SUPPLIED RECORDS:
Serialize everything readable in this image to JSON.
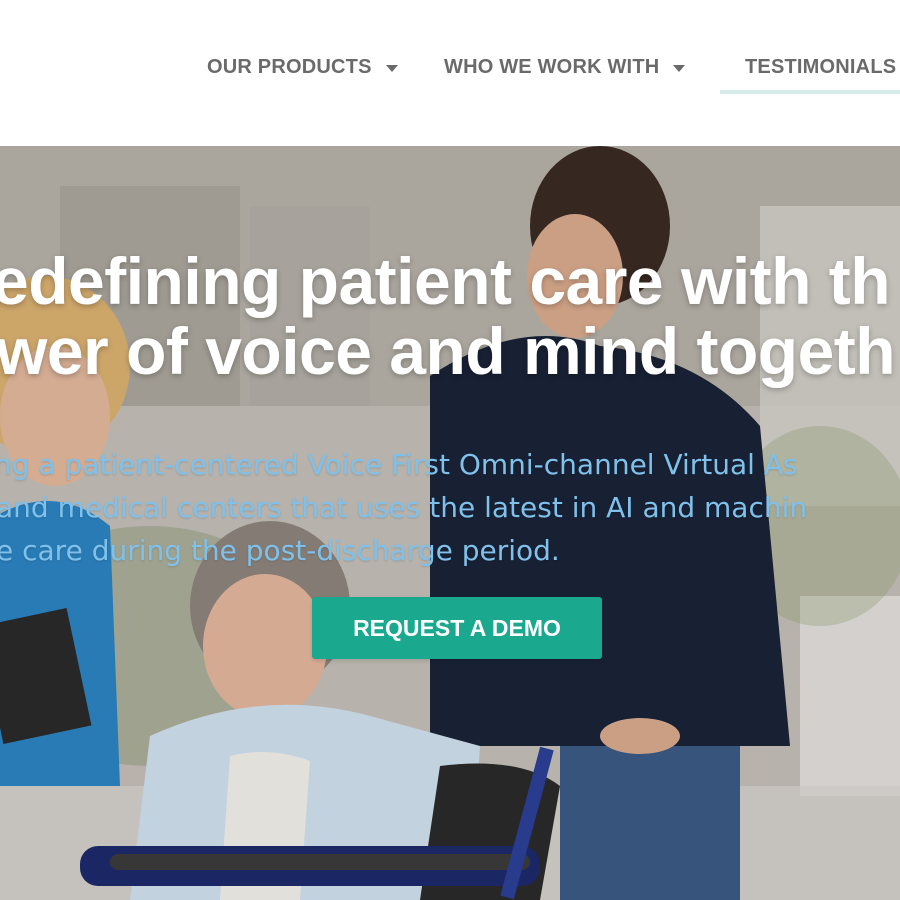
{
  "nav": {
    "items": [
      {
        "label": "OUR PRODUCTS",
        "icon": "chevron-down-icon"
      },
      {
        "label": "WHO WE WORK WITH",
        "icon": "chevron-down-icon"
      },
      {
        "label": "TESTIMONIALS"
      }
    ],
    "active_item": "TESTIMONIALS"
  },
  "hero": {
    "headline_line1": "edefining patient care with th",
    "headline_line2": "wer of voice and mind togeth",
    "subtext_line1": "ng a patient-centered Voice First Omni-channel Virtual As",
    "subtext_line2": "and medical centers that uses the latest in AI and machin",
    "subtext_line3": "e care during the post-discharge period.",
    "cta_label": "REQUEST A DEMO"
  },
  "colors": {
    "nav_text": "#6a6a6a",
    "nav_active_underline": "#d7ecea",
    "headline": "#ffffff",
    "subtext": "#7fc1ea",
    "cta_background": "#1aa98f",
    "cta_text": "#ffffff"
  }
}
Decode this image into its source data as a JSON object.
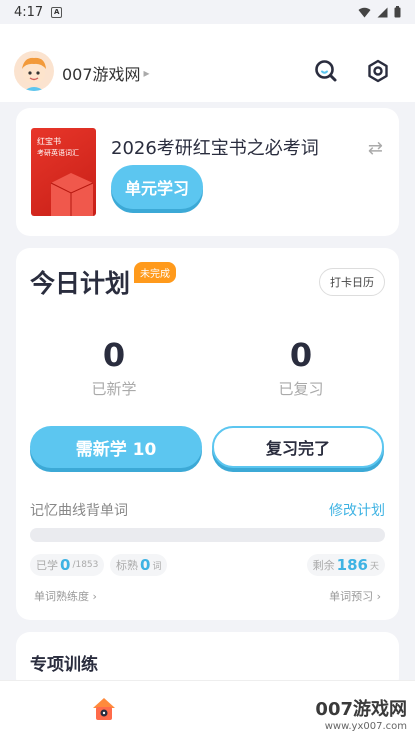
{
  "status_bar": {
    "time": "4:17",
    "box_letter": "A"
  },
  "header": {
    "username": "007游戏网"
  },
  "book": {
    "cover_line1": "红宝书",
    "cover_line2": "考研英语词汇",
    "title": "2026考研红宝书之必考词",
    "unit_button": "单元学习"
  },
  "plan": {
    "title": "今日计划",
    "badge": "未完成",
    "checkin": "打卡日历",
    "new_count": "0",
    "new_label": "已新学",
    "review_count": "0",
    "review_label": "已复习",
    "btn_new": "需新学 10",
    "btn_review": "复习完了",
    "curve_title": "记忆曲线背单词",
    "modify": "修改计划",
    "progress": 0,
    "learned_label": "已学",
    "learned_num": "0",
    "learned_total": "/1853",
    "marked_label": "标熟",
    "marked_num": "0",
    "marked_unit": "词",
    "remain_label": "剩余",
    "remain_num": "186",
    "remain_unit": "天",
    "proficiency": "单词熟练度",
    "preview": "单词预习"
  },
  "special": {
    "title": "专项训练"
  },
  "watermark": {
    "main": "007游戏网",
    "sub": "www.yx007.com"
  }
}
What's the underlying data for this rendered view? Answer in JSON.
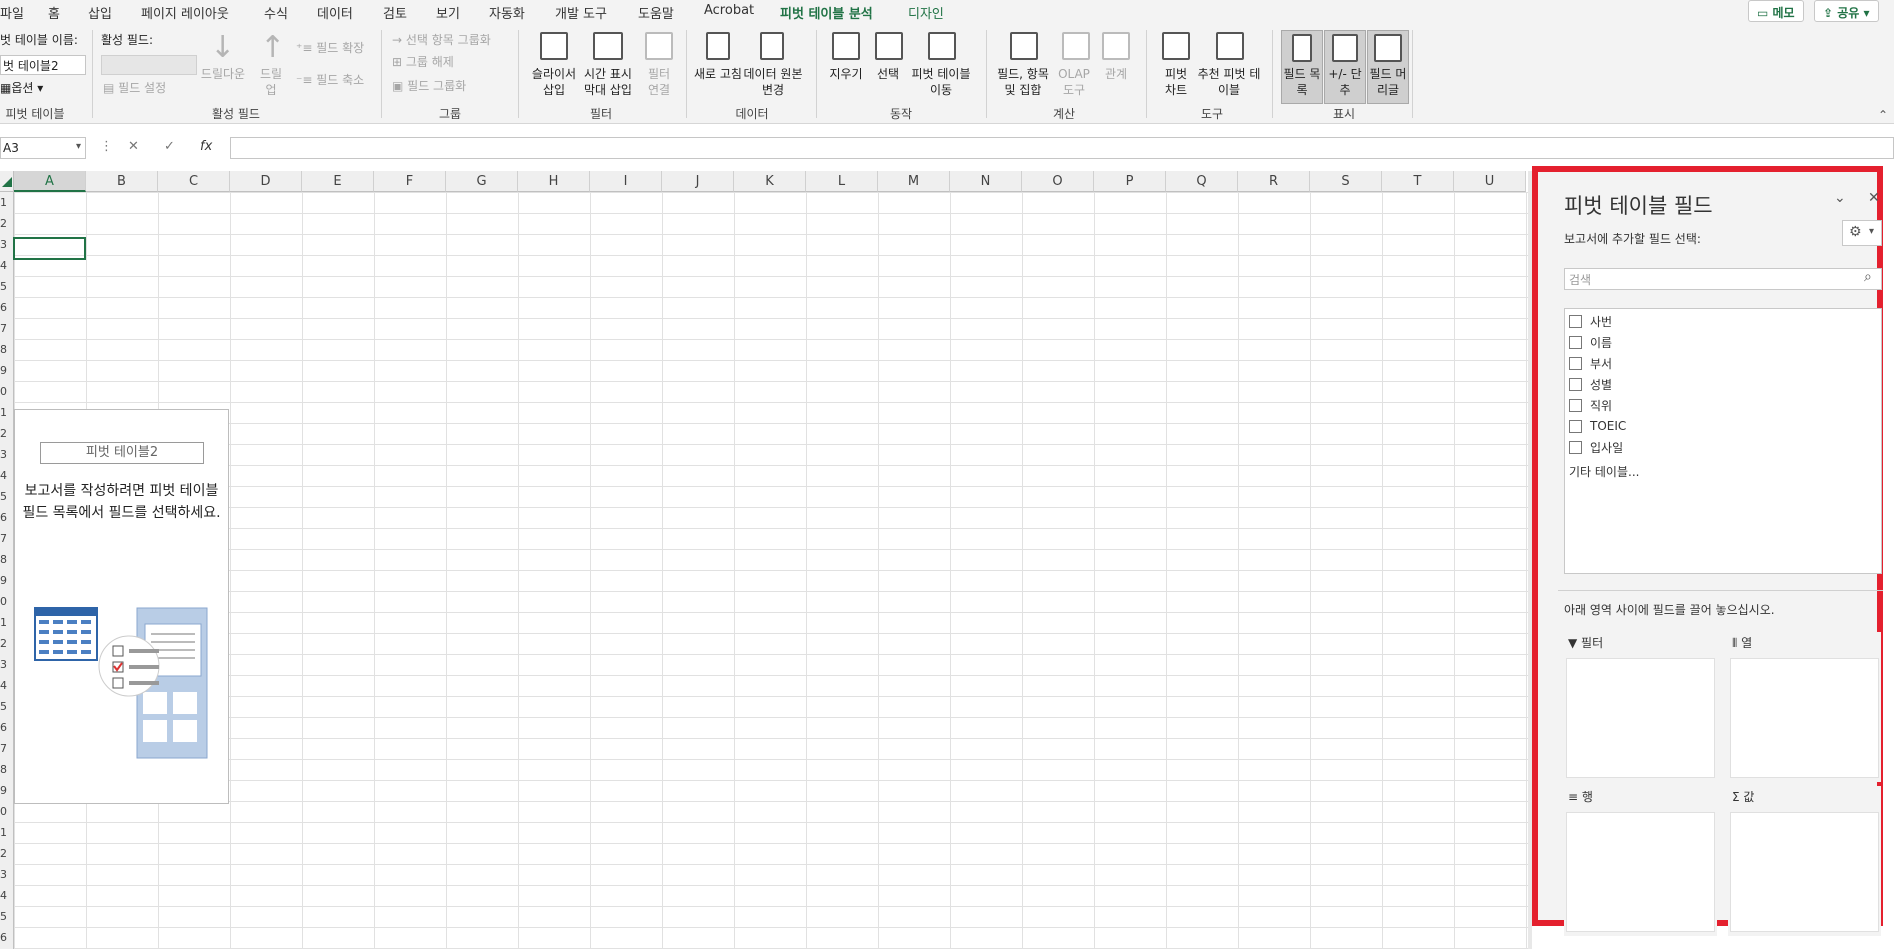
{
  "menu": {
    "tabs": [
      "파일",
      "홈",
      "삽입",
      "페이지 레이아웃",
      "수식",
      "데이터",
      "검토",
      "보기",
      "자동화",
      "개발 도구",
      "도움말",
      "Acrobat",
      "피벗 테이블 분석",
      "디자인"
    ],
    "active": "피벗 테이블 분석",
    "memo": "메모",
    "share": "공유"
  },
  "ribbon": {
    "pivot_name_label": "벗 테이블 이름:",
    "pivot_name_value": "벗 테이블2",
    "options": "옵션",
    "group_pivot": "피벗 테이블",
    "active_field_label": "활성 필드:",
    "field_settings": "필드 설정",
    "drill_down": "드릴다운",
    "drill_up": "드릴 업",
    "expand_field": "필드 확장",
    "collapse_field": "필드 축소",
    "group_active": "활성 필드",
    "group_selection": "선택 항목 그룹화",
    "ungroup": "그룹 해제",
    "group_field": "필드 그룹화",
    "group_group": "그룹",
    "slicer": "슬라이서 삽입",
    "timeline": "시간 표시 막대 삽입",
    "filter_conn": "필터 연결",
    "group_filter": "필터",
    "refresh": "새로 고침",
    "change_source": "데이터 원본 변경",
    "group_data": "데이터",
    "clear": "지우기",
    "select": "선택",
    "move_pivot": "피벗 테이블 이동",
    "group_action": "동작",
    "fields_items": "필드, 항목 및 집합",
    "olap": "OLAP 도구",
    "relations": "관계",
    "group_calc": "계산",
    "pivot_chart": "피벗 차트",
    "recommended": "추천 피벗 테이블",
    "group_tools": "도구",
    "field_list": "필드 목록",
    "plus_minus": "+/- 단추",
    "field_headers": "필드 머리글",
    "group_show": "표시"
  },
  "formula_bar": {
    "name_box": "A3",
    "cancel": "✕",
    "enter": "✓",
    "fx": "fx",
    "content": ""
  },
  "grid": {
    "columns": [
      "A",
      "B",
      "C",
      "D",
      "E",
      "F",
      "G",
      "H",
      "I",
      "J",
      "K",
      "L",
      "M",
      "N",
      "O",
      "P",
      "Q",
      "R",
      "S",
      "T",
      "U"
    ],
    "selected_column": "A",
    "rows": [
      "1",
      "2",
      "3",
      "4",
      "5",
      "6",
      "7",
      "8",
      "9",
      "0",
      "1",
      "2",
      "3",
      "4",
      "5",
      "6",
      "7",
      "8",
      "9",
      "0",
      "1",
      "2",
      "3",
      "4",
      "5",
      "6",
      "7",
      "8",
      "9",
      "0",
      "1",
      "2",
      "3",
      "4",
      "5",
      "6"
    ]
  },
  "pivot_placeholder": {
    "name": "피벗 테이블2",
    "message": "보고서를 작성하려면 피벗 테이블 필드 목록에서 필드를 선택하세요."
  },
  "panel": {
    "title": "피벗 테이블 필드",
    "subtitle": "보고서에 추가할 필드 선택:",
    "search_placeholder": "검색",
    "fields": [
      "사번",
      "이름",
      "부서",
      "성별",
      "직위",
      "TOEIC",
      "입사일"
    ],
    "more_tables": "기타 테이블...",
    "drag_hint": "아래 영역 사이에 필드를 끌어 놓으십시오.",
    "areas": {
      "filter": "필터",
      "columns": "열",
      "rows": "행",
      "values": "값"
    }
  },
  "colors": {
    "accent": "#217346",
    "highlight_border": "#e4202e"
  }
}
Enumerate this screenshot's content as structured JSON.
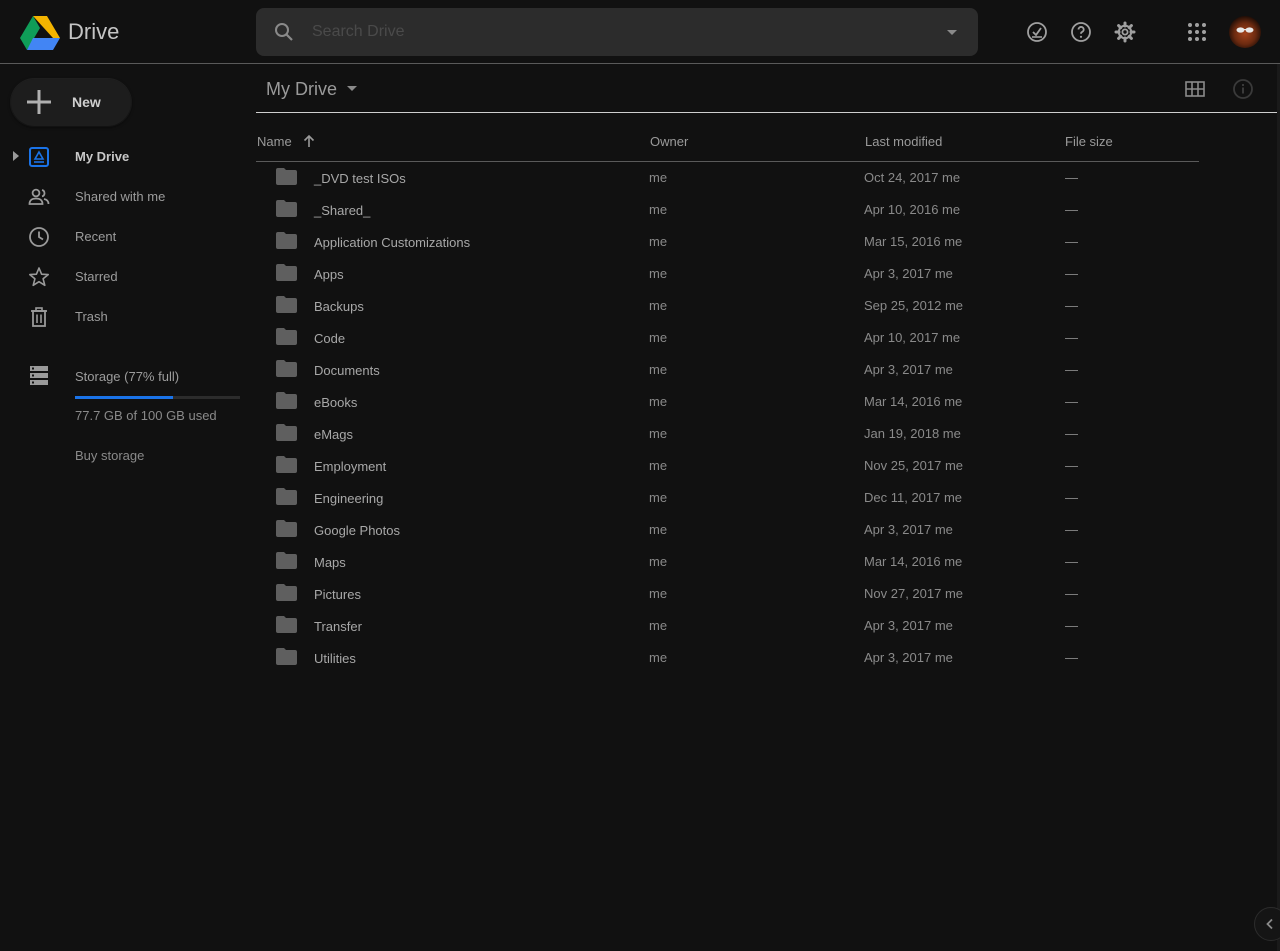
{
  "app": {
    "title": "Drive"
  },
  "search": {
    "placeholder": "Search Drive",
    "value": ""
  },
  "header_icons": [
    "offline-ready-icon",
    "help-icon",
    "settings-icon",
    "apps-grid-icon"
  ],
  "new_button": {
    "label": "New"
  },
  "sidebar": {
    "items": [
      {
        "label": "My Drive",
        "icon": "my-drive-icon",
        "active": true
      },
      {
        "label": "Shared with me",
        "icon": "shared-people-icon",
        "active": false
      },
      {
        "label": "Recent",
        "icon": "clock-icon",
        "active": false
      },
      {
        "label": "Starred",
        "icon": "star-icon",
        "active": false
      },
      {
        "label": "Trash",
        "icon": "trash-icon",
        "active": false
      }
    ],
    "storage": {
      "label": "Storage (77% full)",
      "used_text": "77.7 GB of 100 GB used",
      "fill_fraction": 0.77,
      "buy_label": "Buy storage"
    }
  },
  "toolbar": {
    "crumb": "My Drive"
  },
  "columns": {
    "name": "Name",
    "owner": "Owner",
    "modified": "Last modified",
    "size": "File size"
  },
  "files": [
    {
      "name": "_DVD test ISOs",
      "owner": "me",
      "modified": "Oct 24, 2017  me",
      "size": "—"
    },
    {
      "name": "_Shared_",
      "owner": "me",
      "modified": "Apr 10, 2016  me",
      "size": "—"
    },
    {
      "name": "Application Customizations",
      "owner": "me",
      "modified": "Mar 15, 2016  me",
      "size": "—"
    },
    {
      "name": "Apps",
      "owner": "me",
      "modified": "Apr 3, 2017  me",
      "size": "—"
    },
    {
      "name": "Backups",
      "owner": "me",
      "modified": "Sep 25, 2012  me",
      "size": "—"
    },
    {
      "name": "Code",
      "owner": "me",
      "modified": "Apr 10, 2017  me",
      "size": "—"
    },
    {
      "name": "Documents",
      "owner": "me",
      "modified": "Apr 3, 2017  me",
      "size": "—"
    },
    {
      "name": "eBooks",
      "owner": "me",
      "modified": "Mar 14, 2016  me",
      "size": "—"
    },
    {
      "name": "eMags",
      "owner": "me",
      "modified": "Jan 19, 2018  me",
      "size": "—"
    },
    {
      "name": "Employment",
      "owner": "me",
      "modified": "Nov 25, 2017  me",
      "size": "—"
    },
    {
      "name": "Engineering",
      "owner": "me",
      "modified": "Dec 11, 2017  me",
      "size": "—"
    },
    {
      "name": "Google Photos",
      "owner": "me",
      "modified": "Apr 3, 2017  me",
      "size": "—"
    },
    {
      "name": "Maps",
      "owner": "me",
      "modified": "Mar 14, 2016  me",
      "size": "—"
    },
    {
      "name": "Pictures",
      "owner": "me",
      "modified": "Nov 27, 2017  me",
      "size": "—"
    },
    {
      "name": "Transfer",
      "owner": "me",
      "modified": "Apr 3, 2017  me",
      "size": "—"
    },
    {
      "name": "Utilities",
      "owner": "me",
      "modified": "Apr 3, 2017  me",
      "size": "—"
    }
  ],
  "colors": {
    "background": "#111111",
    "accent": "#1a73e8",
    "folder": "#5f5f5f",
    "text": "#a8a8a8",
    "logo_green": "#0f9d58",
    "logo_yellow": "#f4b400",
    "logo_blue": "#4285f4"
  }
}
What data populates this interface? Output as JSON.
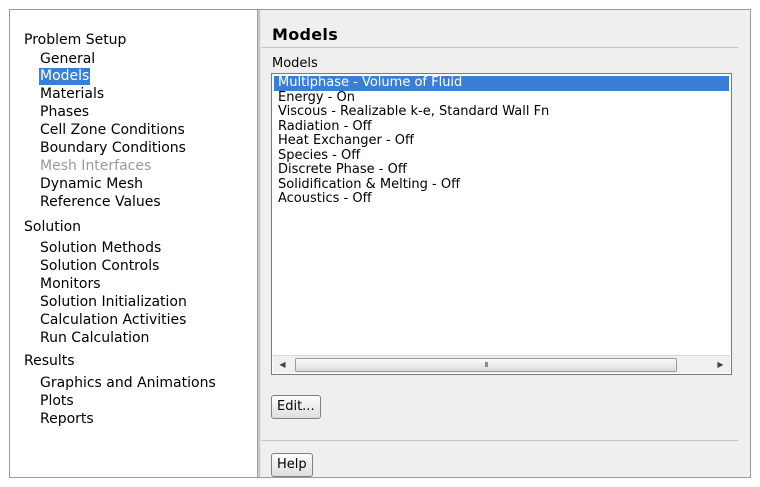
{
  "nav": {
    "sections": [
      {
        "label": "Problem Setup",
        "items": [
          {
            "label": "General",
            "state": "normal"
          },
          {
            "label": "Models",
            "state": "selected"
          },
          {
            "label": "Materials",
            "state": "normal"
          },
          {
            "label": "Phases",
            "state": "normal"
          },
          {
            "label": "Cell Zone Conditions",
            "state": "normal"
          },
          {
            "label": "Boundary Conditions",
            "state": "normal"
          },
          {
            "label": "Mesh Interfaces",
            "state": "disabled"
          },
          {
            "label": "Dynamic Mesh",
            "state": "normal"
          },
          {
            "label": "Reference Values",
            "state": "normal"
          }
        ]
      },
      {
        "label": "Solution",
        "items": [
          {
            "label": "Solution Methods",
            "state": "normal"
          },
          {
            "label": "Solution Controls",
            "state": "normal"
          },
          {
            "label": "Monitors",
            "state": "normal"
          },
          {
            "label": "Solution Initialization",
            "state": "normal"
          },
          {
            "label": "Calculation Activities",
            "state": "normal"
          },
          {
            "label": "Run Calculation",
            "state": "normal"
          }
        ]
      },
      {
        "label": "Results",
        "items": [
          {
            "label": "Graphics and Animations",
            "state": "normal"
          },
          {
            "label": "Plots",
            "state": "normal"
          },
          {
            "label": "Reports",
            "state": "normal"
          }
        ]
      }
    ]
  },
  "panel": {
    "title": "Models",
    "group_label": "Models",
    "models": [
      {
        "label": "Multiphase - Volume of Fluid",
        "selected": true
      },
      {
        "label": "Energy - On",
        "selected": false
      },
      {
        "label": "Viscous - Realizable k-e, Standard Wall Fn",
        "selected": false
      },
      {
        "label": "Radiation - Off",
        "selected": false
      },
      {
        "label": "Heat Exchanger - Off",
        "selected": false
      },
      {
        "label": "Species - Off",
        "selected": false
      },
      {
        "label": "Discrete Phase - Off",
        "selected": false
      },
      {
        "label": "Solidification & Melting - Off",
        "selected": false
      },
      {
        "label": "Acoustics - Off",
        "selected": false
      }
    ],
    "scroll_left_icon": "left-arrow-icon",
    "scroll_right_icon": "right-arrow-icon",
    "scroll_grip": "III",
    "edit_label": "Edit...",
    "help_label": "Help"
  },
  "colors": {
    "selection": "#3a7fd5",
    "panel_background": "#efefef",
    "disabled_text": "#9a9a9a"
  }
}
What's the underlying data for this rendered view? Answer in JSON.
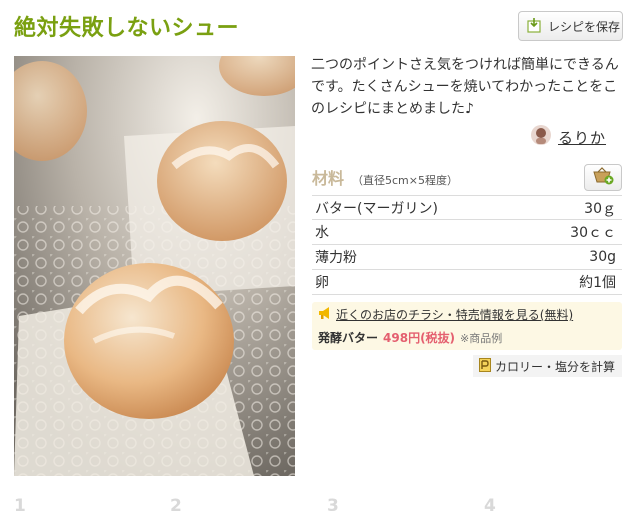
{
  "recipe": {
    "title": "絶対失敗しないシュー",
    "save_label": "レシピを保存",
    "description": "二つのポイントさえ気をつければ簡単にできるんです。たくさんシューを焼いてわかったことをこのレシピにまとめました♪",
    "author": "るりか"
  },
  "ingredients": {
    "title": "材料",
    "serving": "（直径5cm×5程度）",
    "items": [
      {
        "name": "バター(マーガリン)",
        "amount": "30ｇ"
      },
      {
        "name": "水",
        "amount": "30ｃｃ"
      },
      {
        "name": "薄力粉",
        "amount": "30g"
      },
      {
        "name": "卵",
        "amount": "約1個"
      }
    ]
  },
  "promo": {
    "link_text": "近くのお店のチラシ・特売情報を見る(無料)",
    "product": "発酵バター",
    "price": "498円(税抜)",
    "note": "※商品例"
  },
  "calorie_label": "カロリー・塩分を計算",
  "steps": [
    "1",
    "2",
    "3",
    "4"
  ],
  "colors": {
    "title": "#7aa011",
    "ingredient_header": "#c9b99a",
    "price": "#e45f6f",
    "promo_bg": "#fdf8e4"
  }
}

WHAT YOU SHOULD DO:
Which lines of the material contain the string "TESTIMONIALS"? List each of them.

RIGHT ANSWER:
        "label": "TESTIMONIALS"
    "active_item": "TESTIMONIALS"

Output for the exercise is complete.